> Exercise details: Filter this data down to the lines that hold "equipped", and copy them.
* Begin Material *
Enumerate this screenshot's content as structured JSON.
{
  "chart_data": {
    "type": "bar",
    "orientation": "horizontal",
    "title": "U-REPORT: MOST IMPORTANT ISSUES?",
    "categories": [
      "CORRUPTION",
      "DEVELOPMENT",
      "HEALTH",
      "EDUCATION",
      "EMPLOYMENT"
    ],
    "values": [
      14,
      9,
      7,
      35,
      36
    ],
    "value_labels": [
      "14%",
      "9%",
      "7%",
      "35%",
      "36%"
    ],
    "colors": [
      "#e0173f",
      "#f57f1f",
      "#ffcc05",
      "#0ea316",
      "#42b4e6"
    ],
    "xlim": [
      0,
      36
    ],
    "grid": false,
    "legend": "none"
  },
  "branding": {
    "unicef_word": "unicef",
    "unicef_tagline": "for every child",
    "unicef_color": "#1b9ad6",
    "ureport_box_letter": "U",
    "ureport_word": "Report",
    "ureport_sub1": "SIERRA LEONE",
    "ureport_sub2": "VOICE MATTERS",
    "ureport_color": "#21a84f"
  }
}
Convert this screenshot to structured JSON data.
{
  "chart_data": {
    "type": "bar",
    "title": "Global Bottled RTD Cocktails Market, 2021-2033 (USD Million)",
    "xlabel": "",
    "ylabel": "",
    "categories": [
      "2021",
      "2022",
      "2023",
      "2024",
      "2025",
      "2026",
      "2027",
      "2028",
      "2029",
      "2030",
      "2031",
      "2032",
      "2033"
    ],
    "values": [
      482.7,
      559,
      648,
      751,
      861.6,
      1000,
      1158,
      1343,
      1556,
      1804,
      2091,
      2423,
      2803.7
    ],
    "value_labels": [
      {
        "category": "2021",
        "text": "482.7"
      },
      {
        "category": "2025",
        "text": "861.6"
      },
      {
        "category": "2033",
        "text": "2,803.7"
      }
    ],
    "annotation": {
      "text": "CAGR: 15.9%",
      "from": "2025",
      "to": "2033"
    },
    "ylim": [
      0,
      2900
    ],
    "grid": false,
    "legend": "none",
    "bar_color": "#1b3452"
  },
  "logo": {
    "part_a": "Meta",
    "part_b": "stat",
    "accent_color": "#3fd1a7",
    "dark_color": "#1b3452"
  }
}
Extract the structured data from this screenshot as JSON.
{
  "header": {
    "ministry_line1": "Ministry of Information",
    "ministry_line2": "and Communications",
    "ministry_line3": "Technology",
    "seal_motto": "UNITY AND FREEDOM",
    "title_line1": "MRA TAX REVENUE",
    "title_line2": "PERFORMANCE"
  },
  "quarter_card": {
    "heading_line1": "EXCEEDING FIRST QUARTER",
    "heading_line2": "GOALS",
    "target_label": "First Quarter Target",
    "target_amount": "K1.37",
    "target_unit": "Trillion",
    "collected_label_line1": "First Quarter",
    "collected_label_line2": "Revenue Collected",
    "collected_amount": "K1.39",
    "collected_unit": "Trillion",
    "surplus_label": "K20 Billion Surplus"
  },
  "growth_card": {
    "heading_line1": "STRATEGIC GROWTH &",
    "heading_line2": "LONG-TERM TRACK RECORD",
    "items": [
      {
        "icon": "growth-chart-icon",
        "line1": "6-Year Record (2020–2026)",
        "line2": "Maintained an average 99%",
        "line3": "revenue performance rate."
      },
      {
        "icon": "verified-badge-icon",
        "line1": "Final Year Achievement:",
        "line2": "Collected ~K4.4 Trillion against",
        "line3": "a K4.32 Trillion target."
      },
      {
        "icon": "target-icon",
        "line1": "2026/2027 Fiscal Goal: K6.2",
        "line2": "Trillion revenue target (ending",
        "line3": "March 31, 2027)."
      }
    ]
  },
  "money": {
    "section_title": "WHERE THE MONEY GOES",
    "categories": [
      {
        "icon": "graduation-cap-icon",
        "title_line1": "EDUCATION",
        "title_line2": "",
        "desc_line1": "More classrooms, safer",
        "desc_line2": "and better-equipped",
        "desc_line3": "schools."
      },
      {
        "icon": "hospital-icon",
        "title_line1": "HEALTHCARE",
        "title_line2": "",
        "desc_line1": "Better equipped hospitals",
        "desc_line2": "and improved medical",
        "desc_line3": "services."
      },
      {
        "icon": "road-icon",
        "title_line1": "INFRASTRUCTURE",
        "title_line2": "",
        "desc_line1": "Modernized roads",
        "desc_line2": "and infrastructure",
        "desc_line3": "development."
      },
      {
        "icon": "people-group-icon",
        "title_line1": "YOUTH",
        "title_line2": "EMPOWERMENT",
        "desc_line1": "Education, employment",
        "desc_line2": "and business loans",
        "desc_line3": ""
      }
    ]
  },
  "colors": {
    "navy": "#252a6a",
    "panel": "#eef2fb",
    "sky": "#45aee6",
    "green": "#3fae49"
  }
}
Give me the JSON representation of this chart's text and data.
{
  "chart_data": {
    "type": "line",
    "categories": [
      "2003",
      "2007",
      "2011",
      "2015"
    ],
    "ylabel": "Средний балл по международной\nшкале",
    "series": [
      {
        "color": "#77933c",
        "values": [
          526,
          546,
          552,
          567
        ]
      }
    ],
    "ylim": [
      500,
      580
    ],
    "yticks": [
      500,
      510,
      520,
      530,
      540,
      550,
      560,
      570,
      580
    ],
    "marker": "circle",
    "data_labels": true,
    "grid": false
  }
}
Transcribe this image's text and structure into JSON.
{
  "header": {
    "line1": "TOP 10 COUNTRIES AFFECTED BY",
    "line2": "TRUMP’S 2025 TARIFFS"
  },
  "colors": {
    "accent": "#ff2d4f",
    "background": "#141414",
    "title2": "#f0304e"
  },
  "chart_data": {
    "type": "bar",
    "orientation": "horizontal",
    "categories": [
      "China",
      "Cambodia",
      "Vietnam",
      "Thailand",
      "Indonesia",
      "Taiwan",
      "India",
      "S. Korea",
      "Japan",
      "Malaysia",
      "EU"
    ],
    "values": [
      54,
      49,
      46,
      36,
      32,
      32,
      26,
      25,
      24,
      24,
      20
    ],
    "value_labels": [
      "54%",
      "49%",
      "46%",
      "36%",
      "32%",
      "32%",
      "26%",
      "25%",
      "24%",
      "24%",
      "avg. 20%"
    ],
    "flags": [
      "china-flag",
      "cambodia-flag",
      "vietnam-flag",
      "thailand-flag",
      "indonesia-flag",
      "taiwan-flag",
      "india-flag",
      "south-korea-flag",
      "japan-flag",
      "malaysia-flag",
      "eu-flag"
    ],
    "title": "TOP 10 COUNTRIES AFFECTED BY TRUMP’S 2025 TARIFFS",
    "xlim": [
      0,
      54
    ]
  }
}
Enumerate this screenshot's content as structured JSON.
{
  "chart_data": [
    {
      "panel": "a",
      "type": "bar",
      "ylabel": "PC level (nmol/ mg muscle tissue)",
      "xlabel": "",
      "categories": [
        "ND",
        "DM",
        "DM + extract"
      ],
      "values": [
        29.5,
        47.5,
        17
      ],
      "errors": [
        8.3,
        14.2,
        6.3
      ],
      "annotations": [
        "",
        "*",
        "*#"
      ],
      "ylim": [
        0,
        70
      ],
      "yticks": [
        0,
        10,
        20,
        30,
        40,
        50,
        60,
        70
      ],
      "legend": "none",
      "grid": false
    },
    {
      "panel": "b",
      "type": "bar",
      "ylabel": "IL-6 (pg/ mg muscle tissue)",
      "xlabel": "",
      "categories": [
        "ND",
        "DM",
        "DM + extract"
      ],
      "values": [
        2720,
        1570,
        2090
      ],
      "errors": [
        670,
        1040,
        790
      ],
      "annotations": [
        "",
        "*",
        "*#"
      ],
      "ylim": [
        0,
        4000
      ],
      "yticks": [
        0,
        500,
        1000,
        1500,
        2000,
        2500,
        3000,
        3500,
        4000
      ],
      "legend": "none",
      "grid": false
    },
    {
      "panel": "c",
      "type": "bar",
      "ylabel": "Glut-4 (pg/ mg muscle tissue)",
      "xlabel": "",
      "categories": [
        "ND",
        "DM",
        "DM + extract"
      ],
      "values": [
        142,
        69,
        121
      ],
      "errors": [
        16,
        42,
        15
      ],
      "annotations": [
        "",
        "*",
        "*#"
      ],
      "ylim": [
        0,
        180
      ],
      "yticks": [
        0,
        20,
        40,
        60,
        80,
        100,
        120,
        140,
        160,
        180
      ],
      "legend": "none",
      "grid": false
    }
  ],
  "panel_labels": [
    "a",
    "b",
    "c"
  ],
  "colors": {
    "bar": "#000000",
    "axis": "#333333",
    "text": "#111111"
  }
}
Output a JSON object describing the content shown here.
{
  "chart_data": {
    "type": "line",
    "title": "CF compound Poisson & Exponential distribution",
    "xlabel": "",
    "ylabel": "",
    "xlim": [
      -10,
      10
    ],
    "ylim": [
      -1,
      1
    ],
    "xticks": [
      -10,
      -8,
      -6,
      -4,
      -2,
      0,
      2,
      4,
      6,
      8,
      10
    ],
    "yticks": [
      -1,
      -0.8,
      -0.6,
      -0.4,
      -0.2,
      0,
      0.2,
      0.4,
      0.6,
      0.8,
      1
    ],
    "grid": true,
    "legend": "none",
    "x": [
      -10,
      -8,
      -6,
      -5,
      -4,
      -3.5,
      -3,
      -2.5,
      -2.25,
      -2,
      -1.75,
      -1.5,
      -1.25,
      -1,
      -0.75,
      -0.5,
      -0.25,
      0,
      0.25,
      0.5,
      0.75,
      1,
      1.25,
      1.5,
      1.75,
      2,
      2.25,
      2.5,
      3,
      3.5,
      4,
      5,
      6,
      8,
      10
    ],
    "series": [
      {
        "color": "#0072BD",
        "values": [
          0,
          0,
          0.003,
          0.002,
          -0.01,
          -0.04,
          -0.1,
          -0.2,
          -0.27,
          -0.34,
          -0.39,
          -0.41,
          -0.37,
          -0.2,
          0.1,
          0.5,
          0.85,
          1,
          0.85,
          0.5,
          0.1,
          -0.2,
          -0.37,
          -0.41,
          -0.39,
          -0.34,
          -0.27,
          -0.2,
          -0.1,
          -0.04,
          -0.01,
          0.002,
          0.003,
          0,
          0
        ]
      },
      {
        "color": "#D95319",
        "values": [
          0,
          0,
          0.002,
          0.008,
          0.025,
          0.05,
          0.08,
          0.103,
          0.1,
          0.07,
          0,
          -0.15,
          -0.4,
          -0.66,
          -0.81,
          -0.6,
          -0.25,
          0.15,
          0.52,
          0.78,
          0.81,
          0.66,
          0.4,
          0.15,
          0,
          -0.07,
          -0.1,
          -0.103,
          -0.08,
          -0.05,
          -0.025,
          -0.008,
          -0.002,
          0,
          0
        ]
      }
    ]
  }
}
* End Material *
> Correct answer:
        "desc_line2": "and better-equipped",
        "desc_line1": "Better equipped hospitals",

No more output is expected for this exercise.